> _Work instructions_:
From the records below, extract all the text exactly and leave the images behind.

━━━ Data records

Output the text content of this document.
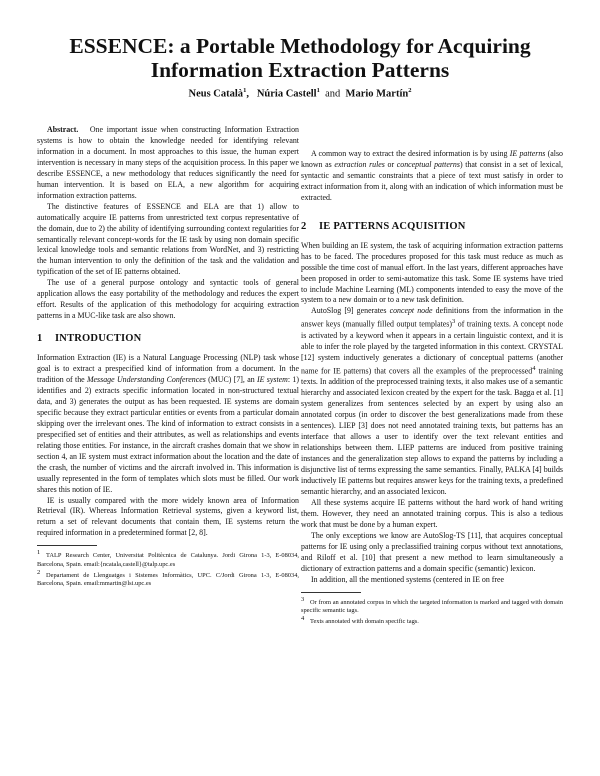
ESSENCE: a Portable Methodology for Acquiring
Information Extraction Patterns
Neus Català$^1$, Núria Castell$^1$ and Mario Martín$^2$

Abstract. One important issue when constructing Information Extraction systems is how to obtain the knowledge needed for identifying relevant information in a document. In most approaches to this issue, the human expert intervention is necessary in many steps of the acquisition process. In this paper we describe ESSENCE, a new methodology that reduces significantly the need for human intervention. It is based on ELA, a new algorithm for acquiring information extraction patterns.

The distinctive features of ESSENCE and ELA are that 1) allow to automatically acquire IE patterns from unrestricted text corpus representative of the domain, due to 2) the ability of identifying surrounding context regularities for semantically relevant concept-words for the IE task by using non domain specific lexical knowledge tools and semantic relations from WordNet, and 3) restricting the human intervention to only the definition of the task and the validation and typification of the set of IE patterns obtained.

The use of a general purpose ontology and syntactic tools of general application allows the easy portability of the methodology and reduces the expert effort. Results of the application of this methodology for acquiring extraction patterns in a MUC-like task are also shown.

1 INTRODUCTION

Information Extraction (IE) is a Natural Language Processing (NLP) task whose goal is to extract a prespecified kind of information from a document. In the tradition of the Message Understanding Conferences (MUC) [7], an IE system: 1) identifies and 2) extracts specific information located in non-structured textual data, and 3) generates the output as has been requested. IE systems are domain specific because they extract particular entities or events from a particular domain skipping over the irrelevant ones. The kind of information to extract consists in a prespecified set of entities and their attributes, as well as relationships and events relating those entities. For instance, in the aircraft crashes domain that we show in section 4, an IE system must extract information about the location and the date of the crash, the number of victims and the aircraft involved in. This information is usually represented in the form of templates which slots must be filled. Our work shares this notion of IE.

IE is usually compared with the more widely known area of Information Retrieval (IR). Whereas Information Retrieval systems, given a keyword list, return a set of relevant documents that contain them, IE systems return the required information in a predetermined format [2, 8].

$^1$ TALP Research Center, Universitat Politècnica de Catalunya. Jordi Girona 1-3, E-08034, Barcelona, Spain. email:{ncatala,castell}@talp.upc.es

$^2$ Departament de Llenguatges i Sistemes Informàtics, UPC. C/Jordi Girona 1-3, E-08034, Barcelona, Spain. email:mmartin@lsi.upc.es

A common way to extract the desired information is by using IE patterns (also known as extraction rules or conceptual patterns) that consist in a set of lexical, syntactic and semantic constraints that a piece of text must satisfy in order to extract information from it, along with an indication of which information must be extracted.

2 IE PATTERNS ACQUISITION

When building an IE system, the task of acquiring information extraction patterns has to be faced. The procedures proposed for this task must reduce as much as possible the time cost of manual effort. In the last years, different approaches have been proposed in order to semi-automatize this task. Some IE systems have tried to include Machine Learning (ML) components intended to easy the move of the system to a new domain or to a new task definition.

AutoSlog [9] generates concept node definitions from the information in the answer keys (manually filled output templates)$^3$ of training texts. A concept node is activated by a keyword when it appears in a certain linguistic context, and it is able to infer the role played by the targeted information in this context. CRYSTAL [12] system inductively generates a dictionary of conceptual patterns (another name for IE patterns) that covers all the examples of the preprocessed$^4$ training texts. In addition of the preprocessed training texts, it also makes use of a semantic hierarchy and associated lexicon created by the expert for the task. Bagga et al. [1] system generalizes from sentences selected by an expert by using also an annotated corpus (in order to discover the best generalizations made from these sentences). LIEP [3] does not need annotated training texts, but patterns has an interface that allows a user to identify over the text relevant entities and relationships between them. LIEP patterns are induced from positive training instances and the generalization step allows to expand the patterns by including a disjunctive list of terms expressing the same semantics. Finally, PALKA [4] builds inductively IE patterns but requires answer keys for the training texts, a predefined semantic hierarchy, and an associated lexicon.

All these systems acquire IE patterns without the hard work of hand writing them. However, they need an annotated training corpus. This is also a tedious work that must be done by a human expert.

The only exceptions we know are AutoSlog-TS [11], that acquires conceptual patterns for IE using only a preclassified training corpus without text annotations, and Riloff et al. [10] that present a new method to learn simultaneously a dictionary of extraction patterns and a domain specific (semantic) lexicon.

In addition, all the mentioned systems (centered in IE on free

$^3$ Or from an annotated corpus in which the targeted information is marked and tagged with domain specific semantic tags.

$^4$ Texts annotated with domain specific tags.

━━━━━━

> _Exercise answer_:
Output the text content of this document.
ESSENCE: a Portable Methodology for Acquiring
Information Extraction Patterns
Neus Català$^1$, Núria Castell$^1$ and Mario Martín$^2$

Abstract. One important issue when constructing Information Extraction systems is how to obtain the knowledge needed for identifying relevant information in a document. In most approaches to this issue, the human expert intervention is necessary in many steps of the acquisition process. In this paper we describe ESSENCE, a new methodology that reduces significantly the need for human intervention. It is based on ELA, a new algorithm for acquiring information extraction patterns.

The distinctive features of ESSENCE and ELA are that 1) allow to automatically acquire IE patterns from unrestricted text corpus representative of the domain, due to 2) the ability of identifying surrounding context regularities for semantically relevant concept-words for the IE task by using non domain specific lexical knowledge tools and semantic relations from WordNet, and 3) restricting the human intervention to only the definition of the task and the validation and typification of the set of IE patterns obtained.

The use of a general purpose ontology and syntactic tools of general application allows the easy portability of the methodology and reduces the expert effort. Results of the application of this methodology for acquiring extraction patterns in a MUC-like task are also shown.

1 INTRODUCTION

Information Extraction (IE) is a Natural Language Processing (NLP) task whose goal is to extract a prespecified kind of information from a document. In the tradition of the Message Understanding Conferences (MUC) [7], an IE system: 1) identifies and 2) extracts specific information located in non-structured textual data, and 3) generates the output as has been requested. IE systems are domain specific because they extract particular entities or events from a particular domain skipping over the irrelevant ones. The kind of information to extract consists in a prespecified set of entities and their attributes, as well as relationships and events relating those entities. For instance, in the aircraft crashes domain that we show in section 4, an IE system must extract information about the location and the date of the crash, the number of victims and the aircraft involved in. This information is usually represented in the form of templates which slots must be filled. Our work shares this notion of IE.

IE is usually compared with the more widely known area of Information Retrieval (IR). Whereas Information Retrieval systems, given a keyword list, return a set of relevant documents that contain them, IE systems return the required information in a predetermined format [2, 8].

$^1$ TALP Research Center, Universitat Politècnica de Catalunya. Jordi Girona 1-3, E-08034, Barcelona, Spain. email:{ncatala,castell}@talp.upc.es

$^2$ Departament de Llenguatges i Sistemes Informàtics, UPC. C/Jordi Girona 1-3, E-08034, Barcelona, Spain. email:mmartin@lsi.upc.es

A common way to extract the desired information is by using IE patterns (also known as extraction rules or conceptual patterns) that consist in a set of lexical, syntactic and semantic constraints that a piece of text must satisfy in order to extract information from it, along with an indication of which information must be extracted.

2 IE PATTERNS ACQUISITION

When building an IE system, the task of acquiring information extraction patterns has to be faced. The procedures proposed for this task must reduce as much as possible the time cost of manual effort. In the last years, different approaches have been proposed in order to semi-automatize this task. Some IE systems have tried to include Machine Learning (ML) components intended to easy the move of the system to a new domain or to a new task definition.

AutoSlog [9] generates concept node definitions from the information in the answer keys (manually filled output templates)$^3$ of training texts. A concept node is activated by a keyword when it appears in a certain linguistic context, and it is able to infer the role played by the targeted information in this context. CRYSTAL [12] system inductively generates a dictionary of conceptual patterns (another name for IE patterns) that covers all the examples of the preprocessed$^4$ training texts. In addition of the preprocessed training texts, it also makes use of a semantic hierarchy and associated lexicon created by the expert for the task. Bagga et al. [1] system generalizes from sentences selected by an expert by using also an annotated corpus (in order to discover the best generalizations made from these sentences). LIEP [3] does not need annotated training texts, but patterns has an interface that allows a user to identify over the text relevant entities and relationships between them. LIEP patterns are induced from positive training instances and the generalization step allows to expand the patterns by including a disjunctive list of terms expressing the same semantics. Finally, PALKA [4] builds inductively IE patterns but requires answer keys for the training texts, a predefined semantic hierarchy, and an associated lexicon.

All these systems acquire IE patterns without the hard work of hand writing them. However, they need an annotated training corpus. This is also a tedious work that must be done by a human expert.

The only exceptions we know are AutoSlog-TS [11], that acquires conceptual patterns for IE using only a preclassified training corpus without text annotations, and Riloff et al. [10] that present a new method to learn simultaneously a dictionary of extraction patterns and a domain specific (semantic) lexicon.

In addition, all the mentioned systems (centered in IE on free

$^3$ Or from an annotated corpus in which the targeted information is marked and tagged with domain specific semantic tags.

$^4$ Texts annotated with domain specific tags.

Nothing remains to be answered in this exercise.